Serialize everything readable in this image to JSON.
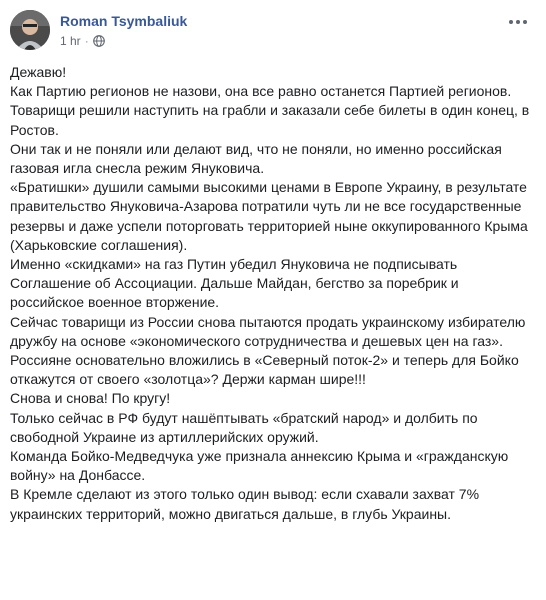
{
  "post": {
    "author": "Roman Tsymbaliuk",
    "time": "1 hr",
    "separator": "·",
    "privacy_icon": "globe-icon",
    "more_icon": "more-options-icon",
    "paragraphs": [
      "Дежавю!",
      "Как Партию регионов не назови, она все равно останется Партией регионов.",
      "Товарищи решили наступить на грабли и заказали себе билеты в один конец, в Ростов.",
      "Они так и не поняли или делают вид, что не поняли, но именно российская газовая игла снесла режим Януковича.",
      "«Братишки» душили самыми высокими ценами в Европе Украину, в результате правительство Януковича-Азарова потратили чуть ли не все государственные резервы и даже успели поторговать территорией ныне оккупированного Крыма (Харьковские соглашения).",
      "Именно «скидками» на газ Путин убедил Януковича не подписывать Соглашение об Ассоциации. Дальше Майдан, бегство за поребрик и российское военное вторжение.",
      "Сейчас товарищи из России снова пытаются продать украинскому избирателю дружбу на основе «экономического сотрудничества и дешевых цен на газ».",
      "Россияне основательно вложились в «Северный поток-2» и теперь для Бойко откажутся от своего «золотца»? Держи карман шире!!!",
      "Снова и снова! По кругу!",
      "Только сейчас в РФ будут нашёптывать «братский народ» и долбить по свободной Украине из артиллерийских оружий.",
      "Команда Бойко-Медведчука уже признала аннексию Крыма и «гражданскую войну» на Донбассе.",
      "В Кремле сделают из этого только один вывод: если схавали захват 7% украинских территорий, можно двигаться дальше, в глубь Украины."
    ]
  },
  "colors": {
    "author": "#385898",
    "meta": "#616770",
    "text": "#1c1e21",
    "background": "#ffffff"
  }
}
=-=-=-=-=
- _What to do_: Find all lines holding the string "Крыма" and copy them.

- _Response to the exercise_:
      "«Братишки» душили самыми высокими ценами в Европе Украину, в результате правительство Януковича-Азарова потратили чуть ли не все государственные резервы и даже успели поторговать территорией ныне оккупированного Крыма (Харьковские соглашения).",
      "Команда Бойко-Медведчука уже признала аннексию Крыма и «гражданскую войну» на Донбассе.",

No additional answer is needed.